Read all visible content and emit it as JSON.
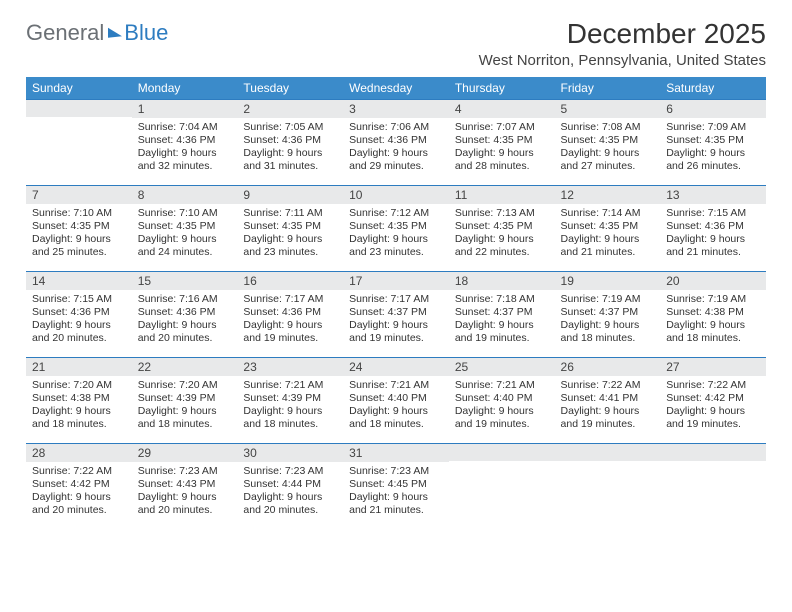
{
  "brand": {
    "part1": "General",
    "part2": "Blue"
  },
  "title": "December 2025",
  "location": "West Norriton, Pennsylvania, United States",
  "colors": {
    "header_bg": "#3b8bca",
    "header_text": "#ffffff",
    "daybar_bg": "#e8e9ea",
    "daybar_border": "#2d7cc0",
    "body_text": "#333333",
    "brand_gray": "#6b7075",
    "brand_blue": "#2d7cc0"
  },
  "days_of_week": [
    "Sunday",
    "Monday",
    "Tuesday",
    "Wednesday",
    "Thursday",
    "Friday",
    "Saturday"
  ],
  "weeks": [
    [
      {
        "n": "",
        "sunrise": "",
        "sunset": "",
        "daylight": ""
      },
      {
        "n": "1",
        "sunrise": "Sunrise: 7:04 AM",
        "sunset": "Sunset: 4:36 PM",
        "daylight": "Daylight: 9 hours and 32 minutes."
      },
      {
        "n": "2",
        "sunrise": "Sunrise: 7:05 AM",
        "sunset": "Sunset: 4:36 PM",
        "daylight": "Daylight: 9 hours and 31 minutes."
      },
      {
        "n": "3",
        "sunrise": "Sunrise: 7:06 AM",
        "sunset": "Sunset: 4:36 PM",
        "daylight": "Daylight: 9 hours and 29 minutes."
      },
      {
        "n": "4",
        "sunrise": "Sunrise: 7:07 AM",
        "sunset": "Sunset: 4:35 PM",
        "daylight": "Daylight: 9 hours and 28 minutes."
      },
      {
        "n": "5",
        "sunrise": "Sunrise: 7:08 AM",
        "sunset": "Sunset: 4:35 PM",
        "daylight": "Daylight: 9 hours and 27 minutes."
      },
      {
        "n": "6",
        "sunrise": "Sunrise: 7:09 AM",
        "sunset": "Sunset: 4:35 PM",
        "daylight": "Daylight: 9 hours and 26 minutes."
      }
    ],
    [
      {
        "n": "7",
        "sunrise": "Sunrise: 7:10 AM",
        "sunset": "Sunset: 4:35 PM",
        "daylight": "Daylight: 9 hours and 25 minutes."
      },
      {
        "n": "8",
        "sunrise": "Sunrise: 7:10 AM",
        "sunset": "Sunset: 4:35 PM",
        "daylight": "Daylight: 9 hours and 24 minutes."
      },
      {
        "n": "9",
        "sunrise": "Sunrise: 7:11 AM",
        "sunset": "Sunset: 4:35 PM",
        "daylight": "Daylight: 9 hours and 23 minutes."
      },
      {
        "n": "10",
        "sunrise": "Sunrise: 7:12 AM",
        "sunset": "Sunset: 4:35 PM",
        "daylight": "Daylight: 9 hours and 23 minutes."
      },
      {
        "n": "11",
        "sunrise": "Sunrise: 7:13 AM",
        "sunset": "Sunset: 4:35 PM",
        "daylight": "Daylight: 9 hours and 22 minutes."
      },
      {
        "n": "12",
        "sunrise": "Sunrise: 7:14 AM",
        "sunset": "Sunset: 4:35 PM",
        "daylight": "Daylight: 9 hours and 21 minutes."
      },
      {
        "n": "13",
        "sunrise": "Sunrise: 7:15 AM",
        "sunset": "Sunset: 4:36 PM",
        "daylight": "Daylight: 9 hours and 21 minutes."
      }
    ],
    [
      {
        "n": "14",
        "sunrise": "Sunrise: 7:15 AM",
        "sunset": "Sunset: 4:36 PM",
        "daylight": "Daylight: 9 hours and 20 minutes."
      },
      {
        "n": "15",
        "sunrise": "Sunrise: 7:16 AM",
        "sunset": "Sunset: 4:36 PM",
        "daylight": "Daylight: 9 hours and 20 minutes."
      },
      {
        "n": "16",
        "sunrise": "Sunrise: 7:17 AM",
        "sunset": "Sunset: 4:36 PM",
        "daylight": "Daylight: 9 hours and 19 minutes."
      },
      {
        "n": "17",
        "sunrise": "Sunrise: 7:17 AM",
        "sunset": "Sunset: 4:37 PM",
        "daylight": "Daylight: 9 hours and 19 minutes."
      },
      {
        "n": "18",
        "sunrise": "Sunrise: 7:18 AM",
        "sunset": "Sunset: 4:37 PM",
        "daylight": "Daylight: 9 hours and 19 minutes."
      },
      {
        "n": "19",
        "sunrise": "Sunrise: 7:19 AM",
        "sunset": "Sunset: 4:37 PM",
        "daylight": "Daylight: 9 hours and 18 minutes."
      },
      {
        "n": "20",
        "sunrise": "Sunrise: 7:19 AM",
        "sunset": "Sunset: 4:38 PM",
        "daylight": "Daylight: 9 hours and 18 minutes."
      }
    ],
    [
      {
        "n": "21",
        "sunrise": "Sunrise: 7:20 AM",
        "sunset": "Sunset: 4:38 PM",
        "daylight": "Daylight: 9 hours and 18 minutes."
      },
      {
        "n": "22",
        "sunrise": "Sunrise: 7:20 AM",
        "sunset": "Sunset: 4:39 PM",
        "daylight": "Daylight: 9 hours and 18 minutes."
      },
      {
        "n": "23",
        "sunrise": "Sunrise: 7:21 AM",
        "sunset": "Sunset: 4:39 PM",
        "daylight": "Daylight: 9 hours and 18 minutes."
      },
      {
        "n": "24",
        "sunrise": "Sunrise: 7:21 AM",
        "sunset": "Sunset: 4:40 PM",
        "daylight": "Daylight: 9 hours and 18 minutes."
      },
      {
        "n": "25",
        "sunrise": "Sunrise: 7:21 AM",
        "sunset": "Sunset: 4:40 PM",
        "daylight": "Daylight: 9 hours and 19 minutes."
      },
      {
        "n": "26",
        "sunrise": "Sunrise: 7:22 AM",
        "sunset": "Sunset: 4:41 PM",
        "daylight": "Daylight: 9 hours and 19 minutes."
      },
      {
        "n": "27",
        "sunrise": "Sunrise: 7:22 AM",
        "sunset": "Sunset: 4:42 PM",
        "daylight": "Daylight: 9 hours and 19 minutes."
      }
    ],
    [
      {
        "n": "28",
        "sunrise": "Sunrise: 7:22 AM",
        "sunset": "Sunset: 4:42 PM",
        "daylight": "Daylight: 9 hours and 20 minutes."
      },
      {
        "n": "29",
        "sunrise": "Sunrise: 7:23 AM",
        "sunset": "Sunset: 4:43 PM",
        "daylight": "Daylight: 9 hours and 20 minutes."
      },
      {
        "n": "30",
        "sunrise": "Sunrise: 7:23 AM",
        "sunset": "Sunset: 4:44 PM",
        "daylight": "Daylight: 9 hours and 20 minutes."
      },
      {
        "n": "31",
        "sunrise": "Sunrise: 7:23 AM",
        "sunset": "Sunset: 4:45 PM",
        "daylight": "Daylight: 9 hours and 21 minutes."
      },
      {
        "n": "",
        "sunrise": "",
        "sunset": "",
        "daylight": ""
      },
      {
        "n": "",
        "sunrise": "",
        "sunset": "",
        "daylight": ""
      },
      {
        "n": "",
        "sunrise": "",
        "sunset": "",
        "daylight": ""
      }
    ]
  ]
}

##############################

**Aim of the task:**
Without the pictures, retype the whole of the material above exactly.

**Exercise response:**
Read all visible content and emit it as JSON.
{
  "brand": {
    "part1": "General",
    "part2": "Blue"
  },
  "title": "December 2025",
  "location": "West Norriton, Pennsylvania, United States",
  "colors": {
    "header_bg": "#3b8bca",
    "header_text": "#ffffff",
    "daybar_bg": "#e8e9ea",
    "daybar_border": "#2d7cc0",
    "body_text": "#333333",
    "brand_gray": "#6b7075",
    "brand_blue": "#2d7cc0"
  },
  "days_of_week": [
    "Sunday",
    "Monday",
    "Tuesday",
    "Wednesday",
    "Thursday",
    "Friday",
    "Saturday"
  ],
  "weeks": [
    [
      {
        "n": "",
        "sunrise": "",
        "sunset": "",
        "daylight": ""
      },
      {
        "n": "1",
        "sunrise": "Sunrise: 7:04 AM",
        "sunset": "Sunset: 4:36 PM",
        "daylight": "Daylight: 9 hours and 32 minutes."
      },
      {
        "n": "2",
        "sunrise": "Sunrise: 7:05 AM",
        "sunset": "Sunset: 4:36 PM",
        "daylight": "Daylight: 9 hours and 31 minutes."
      },
      {
        "n": "3",
        "sunrise": "Sunrise: 7:06 AM",
        "sunset": "Sunset: 4:36 PM",
        "daylight": "Daylight: 9 hours and 29 minutes."
      },
      {
        "n": "4",
        "sunrise": "Sunrise: 7:07 AM",
        "sunset": "Sunset: 4:35 PM",
        "daylight": "Daylight: 9 hours and 28 minutes."
      },
      {
        "n": "5",
        "sunrise": "Sunrise: 7:08 AM",
        "sunset": "Sunset: 4:35 PM",
        "daylight": "Daylight: 9 hours and 27 minutes."
      },
      {
        "n": "6",
        "sunrise": "Sunrise: 7:09 AM",
        "sunset": "Sunset: 4:35 PM",
        "daylight": "Daylight: 9 hours and 26 minutes."
      }
    ],
    [
      {
        "n": "7",
        "sunrise": "Sunrise: 7:10 AM",
        "sunset": "Sunset: 4:35 PM",
        "daylight": "Daylight: 9 hours and 25 minutes."
      },
      {
        "n": "8",
        "sunrise": "Sunrise: 7:10 AM",
        "sunset": "Sunset: 4:35 PM",
        "daylight": "Daylight: 9 hours and 24 minutes."
      },
      {
        "n": "9",
        "sunrise": "Sunrise: 7:11 AM",
        "sunset": "Sunset: 4:35 PM",
        "daylight": "Daylight: 9 hours and 23 minutes."
      },
      {
        "n": "10",
        "sunrise": "Sunrise: 7:12 AM",
        "sunset": "Sunset: 4:35 PM",
        "daylight": "Daylight: 9 hours and 23 minutes."
      },
      {
        "n": "11",
        "sunrise": "Sunrise: 7:13 AM",
        "sunset": "Sunset: 4:35 PM",
        "daylight": "Daylight: 9 hours and 22 minutes."
      },
      {
        "n": "12",
        "sunrise": "Sunrise: 7:14 AM",
        "sunset": "Sunset: 4:35 PM",
        "daylight": "Daylight: 9 hours and 21 minutes."
      },
      {
        "n": "13",
        "sunrise": "Sunrise: 7:15 AM",
        "sunset": "Sunset: 4:36 PM",
        "daylight": "Daylight: 9 hours and 21 minutes."
      }
    ],
    [
      {
        "n": "14",
        "sunrise": "Sunrise: 7:15 AM",
        "sunset": "Sunset: 4:36 PM",
        "daylight": "Daylight: 9 hours and 20 minutes."
      },
      {
        "n": "15",
        "sunrise": "Sunrise: 7:16 AM",
        "sunset": "Sunset: 4:36 PM",
        "daylight": "Daylight: 9 hours and 20 minutes."
      },
      {
        "n": "16",
        "sunrise": "Sunrise: 7:17 AM",
        "sunset": "Sunset: 4:36 PM",
        "daylight": "Daylight: 9 hours and 19 minutes."
      },
      {
        "n": "17",
        "sunrise": "Sunrise: 7:17 AM",
        "sunset": "Sunset: 4:37 PM",
        "daylight": "Daylight: 9 hours and 19 minutes."
      },
      {
        "n": "18",
        "sunrise": "Sunrise: 7:18 AM",
        "sunset": "Sunset: 4:37 PM",
        "daylight": "Daylight: 9 hours and 19 minutes."
      },
      {
        "n": "19",
        "sunrise": "Sunrise: 7:19 AM",
        "sunset": "Sunset: 4:37 PM",
        "daylight": "Daylight: 9 hours and 18 minutes."
      },
      {
        "n": "20",
        "sunrise": "Sunrise: 7:19 AM",
        "sunset": "Sunset: 4:38 PM",
        "daylight": "Daylight: 9 hours and 18 minutes."
      }
    ],
    [
      {
        "n": "21",
        "sunrise": "Sunrise: 7:20 AM",
        "sunset": "Sunset: 4:38 PM",
        "daylight": "Daylight: 9 hours and 18 minutes."
      },
      {
        "n": "22",
        "sunrise": "Sunrise: 7:20 AM",
        "sunset": "Sunset: 4:39 PM",
        "daylight": "Daylight: 9 hours and 18 minutes."
      },
      {
        "n": "23",
        "sunrise": "Sunrise: 7:21 AM",
        "sunset": "Sunset: 4:39 PM",
        "daylight": "Daylight: 9 hours and 18 minutes."
      },
      {
        "n": "24",
        "sunrise": "Sunrise: 7:21 AM",
        "sunset": "Sunset: 4:40 PM",
        "daylight": "Daylight: 9 hours and 18 minutes."
      },
      {
        "n": "25",
        "sunrise": "Sunrise: 7:21 AM",
        "sunset": "Sunset: 4:40 PM",
        "daylight": "Daylight: 9 hours and 19 minutes."
      },
      {
        "n": "26",
        "sunrise": "Sunrise: 7:22 AM",
        "sunset": "Sunset: 4:41 PM",
        "daylight": "Daylight: 9 hours and 19 minutes."
      },
      {
        "n": "27",
        "sunrise": "Sunrise: 7:22 AM",
        "sunset": "Sunset: 4:42 PM",
        "daylight": "Daylight: 9 hours and 19 minutes."
      }
    ],
    [
      {
        "n": "28",
        "sunrise": "Sunrise: 7:22 AM",
        "sunset": "Sunset: 4:42 PM",
        "daylight": "Daylight: 9 hours and 20 minutes."
      },
      {
        "n": "29",
        "sunrise": "Sunrise: 7:23 AM",
        "sunset": "Sunset: 4:43 PM",
        "daylight": "Daylight: 9 hours and 20 minutes."
      },
      {
        "n": "30",
        "sunrise": "Sunrise: 7:23 AM",
        "sunset": "Sunset: 4:44 PM",
        "daylight": "Daylight: 9 hours and 20 minutes."
      },
      {
        "n": "31",
        "sunrise": "Sunrise: 7:23 AM",
        "sunset": "Sunset: 4:45 PM",
        "daylight": "Daylight: 9 hours and 21 minutes."
      },
      {
        "n": "",
        "sunrise": "",
        "sunset": "",
        "daylight": ""
      },
      {
        "n": "",
        "sunrise": "",
        "sunset": "",
        "daylight": ""
      },
      {
        "n": "",
        "sunrise": "",
        "sunset": "",
        "daylight": ""
      }
    ]
  ]
}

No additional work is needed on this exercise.